>>>>>
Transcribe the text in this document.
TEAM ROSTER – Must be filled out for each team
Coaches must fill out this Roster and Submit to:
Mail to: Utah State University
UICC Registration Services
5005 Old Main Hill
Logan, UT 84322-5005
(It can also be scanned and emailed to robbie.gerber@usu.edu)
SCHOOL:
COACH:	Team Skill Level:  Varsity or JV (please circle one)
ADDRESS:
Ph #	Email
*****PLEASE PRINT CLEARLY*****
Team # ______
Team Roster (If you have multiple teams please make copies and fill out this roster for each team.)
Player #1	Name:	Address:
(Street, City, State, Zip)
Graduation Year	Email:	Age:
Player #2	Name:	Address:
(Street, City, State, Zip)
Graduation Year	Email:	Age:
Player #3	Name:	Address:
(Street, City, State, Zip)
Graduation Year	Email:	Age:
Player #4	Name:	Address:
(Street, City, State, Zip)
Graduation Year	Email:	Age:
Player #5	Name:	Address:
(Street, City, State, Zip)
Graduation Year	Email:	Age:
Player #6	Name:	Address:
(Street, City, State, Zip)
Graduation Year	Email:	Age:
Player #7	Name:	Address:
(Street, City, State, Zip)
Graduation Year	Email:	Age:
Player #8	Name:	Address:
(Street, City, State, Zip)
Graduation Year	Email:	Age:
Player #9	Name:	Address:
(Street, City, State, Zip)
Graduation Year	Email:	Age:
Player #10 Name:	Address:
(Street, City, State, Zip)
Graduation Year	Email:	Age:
<<<<<
### [Directions for this task]
Nothing should be changed: write out all of the data as is.

### [Final result]
Transcribe the text in this document.
TEAM ROSTER – Must be filled out for each team
Coaches must fill out this Roster and Submit to:
Mail to: Utah State University
UICC Registration Services
5005 Old Main Hill
Logan, UT 84322-5005
(It can also be scanned and emailed to robbie.gerber@usu.edu)
SCHOOL:
COACH:	Team Skill Level:  Varsity or JV (please circle one)
ADDRESS:
Ph #	Email
*****PLEASE PRINT CLEARLY*****
Team # ______
Team Roster (If you have multiple teams please make copies and fill out this roster for each team.)
Player #1	Name:	Address:
(Street, City, State, Zip)
Graduation Year	Email:	Age:
Player #2	Name:	Address:
(Street, City, State, Zip)
Graduation Year	Email:	Age:
Player #3	Name:	Address:
(Street, City, State, Zip)
Graduation Year	Email:	Age:
Player #4	Name:	Address:
(Street, City, State, Zip)
Graduation Year	Email:	Age:
Player #5	Name:	Address:
(Street, City, State, Zip)
Graduation Year	Email:	Age:
Player #6	Name:	Address:
(Street, City, State, Zip)
Graduation Year	Email:	Age:
Player #7	Name:	Address:
(Street, City, State, Zip)
Graduation Year	Email:	Age:
Player #8	Name:	Address:
(Street, City, State, Zip)
Graduation Year	Email:	Age:
Player #9	Name:	Address:
(Street, City, State, Zip)
Graduation Year	Email:	Age:
Player #10 Name:	Address:
(Street, City, State, Zip)
Graduation Year	Email:	Age:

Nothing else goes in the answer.